== The task ==
Output all lines exactly.

== Data excerpts ==
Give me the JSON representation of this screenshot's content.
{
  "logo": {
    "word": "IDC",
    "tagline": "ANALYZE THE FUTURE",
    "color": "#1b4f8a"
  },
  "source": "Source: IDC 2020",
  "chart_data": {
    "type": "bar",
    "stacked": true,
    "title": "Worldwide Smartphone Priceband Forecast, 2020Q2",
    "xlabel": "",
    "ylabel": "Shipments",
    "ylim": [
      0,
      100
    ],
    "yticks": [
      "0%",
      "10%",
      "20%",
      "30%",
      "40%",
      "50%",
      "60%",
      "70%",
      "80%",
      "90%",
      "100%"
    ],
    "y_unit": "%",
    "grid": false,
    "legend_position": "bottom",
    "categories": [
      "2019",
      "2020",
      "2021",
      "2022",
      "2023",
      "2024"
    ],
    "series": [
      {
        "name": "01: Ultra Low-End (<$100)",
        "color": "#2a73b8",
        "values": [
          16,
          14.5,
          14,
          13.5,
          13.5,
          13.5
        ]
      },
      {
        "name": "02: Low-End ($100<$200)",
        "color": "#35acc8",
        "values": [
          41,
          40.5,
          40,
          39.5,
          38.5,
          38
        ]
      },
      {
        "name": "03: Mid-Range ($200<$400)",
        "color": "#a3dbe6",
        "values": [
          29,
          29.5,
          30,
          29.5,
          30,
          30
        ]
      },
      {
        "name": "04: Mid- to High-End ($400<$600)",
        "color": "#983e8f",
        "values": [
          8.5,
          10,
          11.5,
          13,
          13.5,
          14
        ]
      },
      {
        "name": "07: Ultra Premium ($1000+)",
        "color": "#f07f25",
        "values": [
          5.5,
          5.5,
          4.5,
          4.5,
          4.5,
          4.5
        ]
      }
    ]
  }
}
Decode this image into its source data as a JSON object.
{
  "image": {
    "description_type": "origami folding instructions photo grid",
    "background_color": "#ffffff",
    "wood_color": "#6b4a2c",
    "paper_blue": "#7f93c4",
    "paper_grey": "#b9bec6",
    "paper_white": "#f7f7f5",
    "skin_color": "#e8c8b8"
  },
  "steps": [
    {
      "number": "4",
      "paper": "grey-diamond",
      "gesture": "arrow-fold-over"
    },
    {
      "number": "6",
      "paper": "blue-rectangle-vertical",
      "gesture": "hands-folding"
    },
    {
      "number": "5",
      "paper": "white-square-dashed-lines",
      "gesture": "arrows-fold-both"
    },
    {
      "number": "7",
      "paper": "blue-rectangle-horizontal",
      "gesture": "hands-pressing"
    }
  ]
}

== Solution to the exercise ==
Give me the JSON representation of this screenshot's content.
{
  "logo": {
    "word": "IDC",
    "tagline": "ANALYZE THE FUTURE",
    "color": "#1b4f8a"
  },
  "source": "Source: IDC 2020",
  "chart_data": {
    "type": "bar",
    "stacked": true,
    "title": "Worldwide Smartphone Priceband Forecast, 2020Q2",
    "xlabel": "",
    "ylabel": "Shipments",
    "ylim": [
      0,
      100
    ],
    "yticks": [
      "0%",
      "10%",
      "20%",
      "30%",
      "40%",
      "50%",
      "60%",
      "70%",
      "80%",
      "90%",
      "100%"
    ],
    "y_unit": "%",
    "grid": false,
    "legend_position": "bottom",
    "categories": [
      "2019",
      "2020",
      "2021",
      "2022",
      "2023",
      "2024"
    ],
    "series": [
      {
        "name": "01: Ultra Low-End (<$100)",
        "color": "#2a73b8",
        "values": [
          16,
          14.5,
          14,
          13.5,
          13.5,
          13.5
        ]
      },
      {
        "name": "02: Low-End ($100<$200)",
        "color": "#35acc8",
        "values": [
          41,
          40.5,
          40,
          39.5,
          38.5,
          38
        ]
      },
      {
        "name": "03: Mid-Range ($200<$400)",
        "color": "#a3dbe6",
        "values": [
          29,
          29.5,
          30,
          29.5,
          30,
          30
        ]
      },
      {
        "name": "04: Mid- to High-End ($400<$600)",
        "color": "#983e8f",
        "values": [
          8.5,
          10,
          11.5,
          13,
          13.5,
          14
        ]
      },
      {
        "name": "07: Ultra Premium ($1000+)",
        "color": "#f07f25",
        "values": [
          5.5,
          5.5,
          4.5,
          4.5,
          4.5,
          4.5
        ]
      }
    ]
  }
}
Decode this image into its source data as a JSON object.
{
  "image": {
    "description_type": "origami folding instructions photo grid",
    "background_color": "#ffffff",
    "wood_color": "#6b4a2c",
    "paper_blue": "#7f93c4",
    "paper_grey": "#b9bec6",
    "paper_white": "#f7f7f5",
    "skin_color": "#e8c8b8"
  },
  "steps": [
    {
      "number": "4",
      "paper": "grey-diamond",
      "gesture": "arrow-fold-over"
    },
    {
      "number": "6",
      "paper": "blue-rectangle-vertical",
      "gesture": "hands-folding"
    },
    {
      "number": "5",
      "paper": "white-square-dashed-lines",
      "gesture": "arrows-fold-both"
    },
    {
      "number": "7",
      "paper": "blue-rectangle-horizontal",
      "gesture": "hands-pressing"
    }
  ]
}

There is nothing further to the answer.